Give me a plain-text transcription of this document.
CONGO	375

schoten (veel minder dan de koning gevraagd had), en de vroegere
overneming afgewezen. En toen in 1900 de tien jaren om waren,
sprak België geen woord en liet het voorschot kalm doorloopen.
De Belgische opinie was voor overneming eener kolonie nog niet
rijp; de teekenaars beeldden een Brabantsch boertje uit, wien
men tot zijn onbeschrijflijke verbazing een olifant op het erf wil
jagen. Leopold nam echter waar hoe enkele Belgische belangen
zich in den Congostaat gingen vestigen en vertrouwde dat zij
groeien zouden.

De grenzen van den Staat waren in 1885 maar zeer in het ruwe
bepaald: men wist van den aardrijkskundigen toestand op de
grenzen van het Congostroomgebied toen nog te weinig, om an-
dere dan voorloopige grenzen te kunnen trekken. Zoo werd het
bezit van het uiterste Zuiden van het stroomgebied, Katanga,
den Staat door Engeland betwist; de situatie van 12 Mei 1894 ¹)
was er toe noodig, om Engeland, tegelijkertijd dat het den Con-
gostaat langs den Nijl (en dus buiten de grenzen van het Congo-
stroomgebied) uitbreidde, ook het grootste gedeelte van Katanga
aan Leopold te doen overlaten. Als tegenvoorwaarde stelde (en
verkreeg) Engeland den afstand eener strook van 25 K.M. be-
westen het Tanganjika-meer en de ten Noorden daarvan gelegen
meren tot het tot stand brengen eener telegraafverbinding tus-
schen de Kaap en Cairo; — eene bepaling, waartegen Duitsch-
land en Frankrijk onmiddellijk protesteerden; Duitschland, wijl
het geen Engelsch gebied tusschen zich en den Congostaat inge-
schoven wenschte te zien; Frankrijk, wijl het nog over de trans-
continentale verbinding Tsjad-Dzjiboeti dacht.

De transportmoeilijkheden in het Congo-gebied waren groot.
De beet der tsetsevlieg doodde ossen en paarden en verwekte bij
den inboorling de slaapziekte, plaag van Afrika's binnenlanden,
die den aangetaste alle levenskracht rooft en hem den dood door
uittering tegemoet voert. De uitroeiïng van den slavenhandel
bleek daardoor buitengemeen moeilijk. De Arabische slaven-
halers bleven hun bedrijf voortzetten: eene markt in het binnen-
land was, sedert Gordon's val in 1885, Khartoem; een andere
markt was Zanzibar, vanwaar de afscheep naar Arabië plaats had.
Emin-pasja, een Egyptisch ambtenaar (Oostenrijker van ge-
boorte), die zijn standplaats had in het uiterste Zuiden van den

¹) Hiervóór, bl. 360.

----------------

Gather from the records above every line containing the string "Katanga".

bezit van het uiterste Zuiden van het stroomgebied, Katanga,
stroomgebied) uitbreidde, ook het grootste gedeelte van Katanga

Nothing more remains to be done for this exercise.